* _THE TASK_
Single out each line with the word "What" and copy it.
* Start DATA TO USE *
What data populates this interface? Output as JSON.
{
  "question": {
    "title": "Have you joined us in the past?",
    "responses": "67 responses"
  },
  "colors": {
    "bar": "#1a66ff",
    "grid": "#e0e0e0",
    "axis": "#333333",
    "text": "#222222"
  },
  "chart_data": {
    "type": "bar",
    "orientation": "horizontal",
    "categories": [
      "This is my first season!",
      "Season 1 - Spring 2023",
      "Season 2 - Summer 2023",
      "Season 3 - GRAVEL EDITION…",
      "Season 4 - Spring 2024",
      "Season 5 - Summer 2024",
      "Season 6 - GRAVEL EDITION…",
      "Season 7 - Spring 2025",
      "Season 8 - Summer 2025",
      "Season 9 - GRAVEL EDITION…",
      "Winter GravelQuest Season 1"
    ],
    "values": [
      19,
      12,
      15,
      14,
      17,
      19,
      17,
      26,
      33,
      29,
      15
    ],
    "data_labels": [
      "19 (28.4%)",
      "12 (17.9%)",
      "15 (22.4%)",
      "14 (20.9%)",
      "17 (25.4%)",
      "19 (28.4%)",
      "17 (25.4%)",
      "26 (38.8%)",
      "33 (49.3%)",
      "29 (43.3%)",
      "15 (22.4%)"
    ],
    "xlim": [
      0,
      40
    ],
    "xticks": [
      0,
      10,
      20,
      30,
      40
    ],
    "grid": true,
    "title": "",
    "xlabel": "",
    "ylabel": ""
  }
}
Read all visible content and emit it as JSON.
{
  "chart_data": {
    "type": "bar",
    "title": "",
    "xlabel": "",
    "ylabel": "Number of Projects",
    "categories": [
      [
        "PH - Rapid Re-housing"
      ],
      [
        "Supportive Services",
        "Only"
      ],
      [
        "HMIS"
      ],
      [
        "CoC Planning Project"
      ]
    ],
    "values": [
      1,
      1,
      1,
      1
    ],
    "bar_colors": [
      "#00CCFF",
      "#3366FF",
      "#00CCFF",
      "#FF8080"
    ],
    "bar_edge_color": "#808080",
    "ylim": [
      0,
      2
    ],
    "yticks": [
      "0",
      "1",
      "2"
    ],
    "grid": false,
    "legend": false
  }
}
* End DATA TO USE *
* Start DATA TO USE *
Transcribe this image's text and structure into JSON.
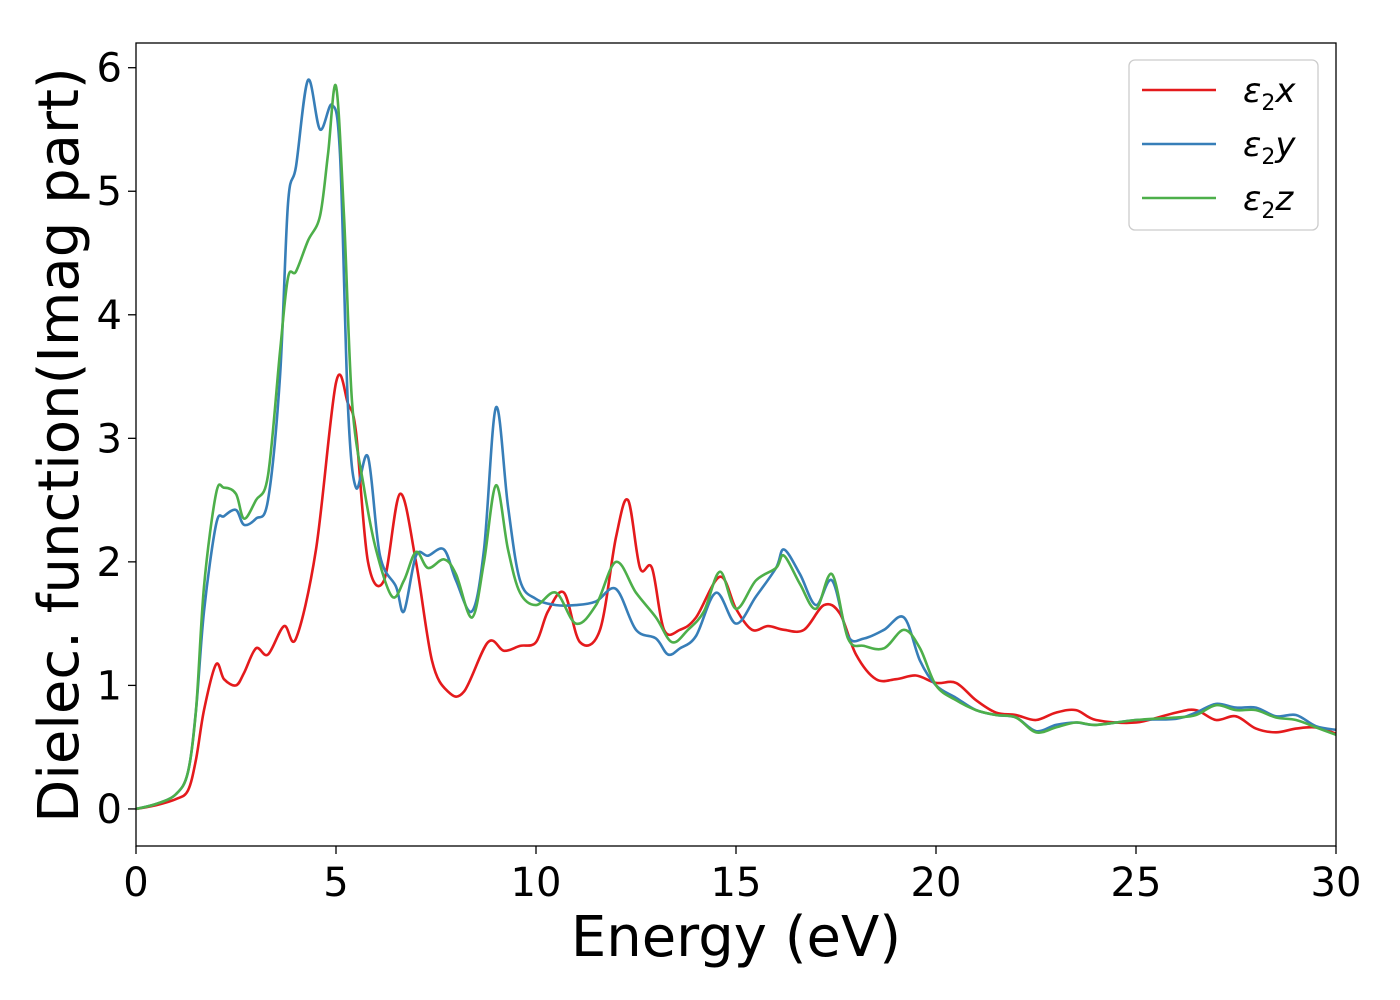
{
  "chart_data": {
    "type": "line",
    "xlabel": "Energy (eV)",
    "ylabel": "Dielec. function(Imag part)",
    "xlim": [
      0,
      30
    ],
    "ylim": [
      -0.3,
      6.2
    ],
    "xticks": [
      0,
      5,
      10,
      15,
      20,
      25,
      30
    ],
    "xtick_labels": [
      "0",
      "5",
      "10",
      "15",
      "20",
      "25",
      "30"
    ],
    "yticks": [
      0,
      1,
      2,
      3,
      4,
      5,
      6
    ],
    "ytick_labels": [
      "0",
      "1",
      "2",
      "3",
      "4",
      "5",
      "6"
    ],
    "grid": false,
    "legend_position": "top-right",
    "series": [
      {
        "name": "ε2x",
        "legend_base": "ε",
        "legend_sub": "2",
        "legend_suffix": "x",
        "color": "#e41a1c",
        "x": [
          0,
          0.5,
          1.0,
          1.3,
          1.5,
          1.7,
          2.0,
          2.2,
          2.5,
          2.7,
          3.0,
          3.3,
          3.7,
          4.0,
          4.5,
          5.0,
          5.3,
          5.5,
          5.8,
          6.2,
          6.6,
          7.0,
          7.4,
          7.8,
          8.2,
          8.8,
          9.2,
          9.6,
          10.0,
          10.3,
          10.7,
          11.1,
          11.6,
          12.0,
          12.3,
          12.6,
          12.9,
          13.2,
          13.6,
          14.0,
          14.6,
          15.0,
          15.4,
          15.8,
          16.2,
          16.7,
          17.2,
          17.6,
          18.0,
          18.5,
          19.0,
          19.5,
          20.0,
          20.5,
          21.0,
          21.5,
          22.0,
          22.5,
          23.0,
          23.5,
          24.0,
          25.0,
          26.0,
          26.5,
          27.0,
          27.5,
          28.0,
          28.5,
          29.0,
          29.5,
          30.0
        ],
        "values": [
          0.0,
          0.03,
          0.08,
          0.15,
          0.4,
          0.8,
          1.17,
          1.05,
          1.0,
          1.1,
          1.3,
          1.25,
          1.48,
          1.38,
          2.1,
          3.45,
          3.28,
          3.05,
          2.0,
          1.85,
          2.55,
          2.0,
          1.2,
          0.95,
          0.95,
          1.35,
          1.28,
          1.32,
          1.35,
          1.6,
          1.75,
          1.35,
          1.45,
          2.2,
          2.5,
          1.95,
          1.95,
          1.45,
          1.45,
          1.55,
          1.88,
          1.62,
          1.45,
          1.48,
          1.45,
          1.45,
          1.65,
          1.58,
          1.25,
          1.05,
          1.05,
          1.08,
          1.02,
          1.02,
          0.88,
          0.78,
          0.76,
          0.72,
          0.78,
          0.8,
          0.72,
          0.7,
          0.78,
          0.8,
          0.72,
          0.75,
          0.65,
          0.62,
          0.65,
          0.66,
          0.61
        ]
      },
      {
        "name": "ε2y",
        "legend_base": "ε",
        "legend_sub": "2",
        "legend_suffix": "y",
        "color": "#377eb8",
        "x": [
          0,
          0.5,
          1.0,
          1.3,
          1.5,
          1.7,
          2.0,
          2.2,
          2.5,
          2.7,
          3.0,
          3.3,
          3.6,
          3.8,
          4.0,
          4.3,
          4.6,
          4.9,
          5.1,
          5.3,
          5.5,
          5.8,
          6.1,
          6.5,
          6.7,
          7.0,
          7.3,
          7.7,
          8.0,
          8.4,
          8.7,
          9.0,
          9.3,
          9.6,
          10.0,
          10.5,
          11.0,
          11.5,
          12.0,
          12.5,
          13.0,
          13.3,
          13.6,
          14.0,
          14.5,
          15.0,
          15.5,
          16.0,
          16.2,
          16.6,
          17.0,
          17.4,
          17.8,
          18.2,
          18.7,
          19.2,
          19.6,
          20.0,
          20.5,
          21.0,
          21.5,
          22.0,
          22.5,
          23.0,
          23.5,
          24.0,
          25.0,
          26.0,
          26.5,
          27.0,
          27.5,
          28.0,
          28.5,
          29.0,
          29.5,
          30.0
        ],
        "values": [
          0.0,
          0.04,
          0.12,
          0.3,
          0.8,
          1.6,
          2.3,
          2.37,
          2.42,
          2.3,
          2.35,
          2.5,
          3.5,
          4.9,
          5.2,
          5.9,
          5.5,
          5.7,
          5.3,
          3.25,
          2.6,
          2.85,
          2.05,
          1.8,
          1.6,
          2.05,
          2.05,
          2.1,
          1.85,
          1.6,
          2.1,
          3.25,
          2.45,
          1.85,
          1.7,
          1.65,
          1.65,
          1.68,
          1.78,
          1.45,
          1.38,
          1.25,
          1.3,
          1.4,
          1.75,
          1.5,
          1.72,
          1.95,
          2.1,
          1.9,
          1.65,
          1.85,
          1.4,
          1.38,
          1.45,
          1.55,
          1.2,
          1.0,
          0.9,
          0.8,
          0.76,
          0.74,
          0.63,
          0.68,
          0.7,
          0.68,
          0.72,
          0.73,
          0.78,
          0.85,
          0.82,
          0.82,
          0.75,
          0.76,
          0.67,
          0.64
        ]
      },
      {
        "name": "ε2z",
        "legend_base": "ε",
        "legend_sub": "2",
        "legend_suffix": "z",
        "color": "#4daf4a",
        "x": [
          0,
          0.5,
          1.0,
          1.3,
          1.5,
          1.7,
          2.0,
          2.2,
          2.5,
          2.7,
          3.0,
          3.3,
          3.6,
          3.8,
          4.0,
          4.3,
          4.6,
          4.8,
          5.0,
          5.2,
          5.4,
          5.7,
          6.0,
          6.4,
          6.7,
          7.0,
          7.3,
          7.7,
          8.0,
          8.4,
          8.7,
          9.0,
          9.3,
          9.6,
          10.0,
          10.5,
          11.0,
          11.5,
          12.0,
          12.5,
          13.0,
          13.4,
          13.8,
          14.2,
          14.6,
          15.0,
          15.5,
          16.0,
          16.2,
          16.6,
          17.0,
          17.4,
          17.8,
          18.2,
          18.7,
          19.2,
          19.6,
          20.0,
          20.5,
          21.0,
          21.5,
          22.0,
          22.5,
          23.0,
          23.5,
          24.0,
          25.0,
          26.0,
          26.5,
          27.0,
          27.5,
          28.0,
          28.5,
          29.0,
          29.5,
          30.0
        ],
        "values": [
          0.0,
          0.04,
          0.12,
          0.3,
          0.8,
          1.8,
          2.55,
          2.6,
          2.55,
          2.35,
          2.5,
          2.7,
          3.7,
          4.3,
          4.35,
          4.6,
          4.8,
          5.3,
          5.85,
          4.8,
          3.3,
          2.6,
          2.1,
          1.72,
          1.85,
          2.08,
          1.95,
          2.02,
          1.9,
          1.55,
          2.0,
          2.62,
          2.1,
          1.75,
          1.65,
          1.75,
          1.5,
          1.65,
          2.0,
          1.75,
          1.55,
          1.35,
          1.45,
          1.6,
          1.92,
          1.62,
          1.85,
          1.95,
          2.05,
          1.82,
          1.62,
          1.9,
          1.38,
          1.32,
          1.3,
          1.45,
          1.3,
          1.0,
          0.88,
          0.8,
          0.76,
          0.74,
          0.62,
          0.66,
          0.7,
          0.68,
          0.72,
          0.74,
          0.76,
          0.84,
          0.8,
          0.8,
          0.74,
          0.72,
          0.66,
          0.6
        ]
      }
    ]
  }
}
* End DATA TO USE *
* Start DATA TO USE *
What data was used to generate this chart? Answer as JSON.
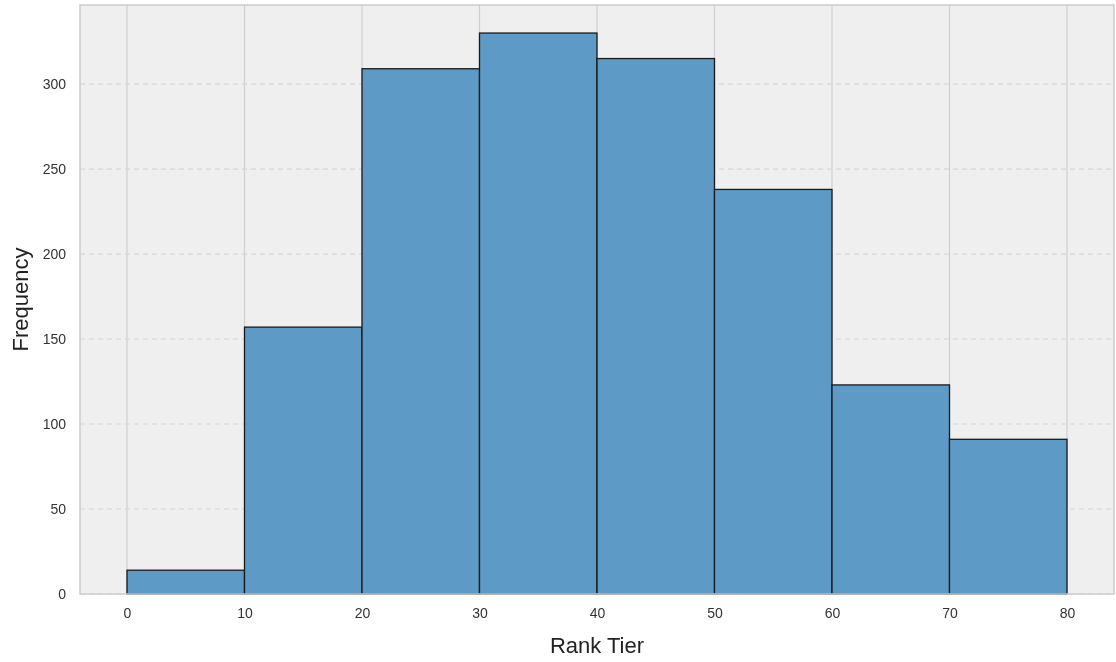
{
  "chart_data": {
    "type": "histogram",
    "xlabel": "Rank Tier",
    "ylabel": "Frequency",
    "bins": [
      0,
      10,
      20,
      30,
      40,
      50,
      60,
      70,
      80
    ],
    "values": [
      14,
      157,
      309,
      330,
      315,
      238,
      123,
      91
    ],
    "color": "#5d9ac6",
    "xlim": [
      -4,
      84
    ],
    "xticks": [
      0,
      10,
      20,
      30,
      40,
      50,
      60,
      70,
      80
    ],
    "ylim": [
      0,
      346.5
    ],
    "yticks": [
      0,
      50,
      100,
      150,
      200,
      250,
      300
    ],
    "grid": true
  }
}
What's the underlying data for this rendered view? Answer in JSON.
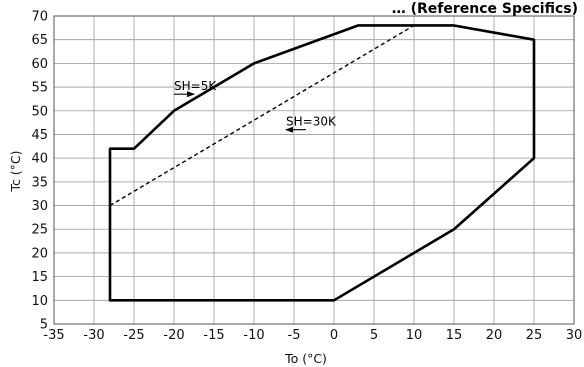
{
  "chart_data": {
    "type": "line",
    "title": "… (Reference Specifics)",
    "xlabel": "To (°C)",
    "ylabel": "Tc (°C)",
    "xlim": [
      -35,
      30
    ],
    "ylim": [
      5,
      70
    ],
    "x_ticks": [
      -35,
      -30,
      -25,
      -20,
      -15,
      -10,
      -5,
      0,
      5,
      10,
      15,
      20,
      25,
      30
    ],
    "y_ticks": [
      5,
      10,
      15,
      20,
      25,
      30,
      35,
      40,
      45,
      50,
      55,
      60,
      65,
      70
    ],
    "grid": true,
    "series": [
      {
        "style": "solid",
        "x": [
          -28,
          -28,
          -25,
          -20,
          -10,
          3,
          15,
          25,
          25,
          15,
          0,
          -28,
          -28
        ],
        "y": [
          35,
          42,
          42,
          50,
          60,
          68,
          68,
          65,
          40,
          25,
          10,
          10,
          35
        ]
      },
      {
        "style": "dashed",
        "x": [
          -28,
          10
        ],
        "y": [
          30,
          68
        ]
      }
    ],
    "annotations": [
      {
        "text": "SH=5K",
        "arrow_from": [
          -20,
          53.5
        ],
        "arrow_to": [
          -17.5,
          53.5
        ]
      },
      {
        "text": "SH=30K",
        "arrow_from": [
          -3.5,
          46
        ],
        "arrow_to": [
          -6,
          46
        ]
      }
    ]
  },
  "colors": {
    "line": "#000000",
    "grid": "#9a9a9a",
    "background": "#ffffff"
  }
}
* End DATA TO USE *
* _EXERCISE RESULT_
What data populates this interface? Output as JSON.
What data was used to generate this chart? Answer as JSON.
What's the underlying data for this rendered view? Answer in JSON.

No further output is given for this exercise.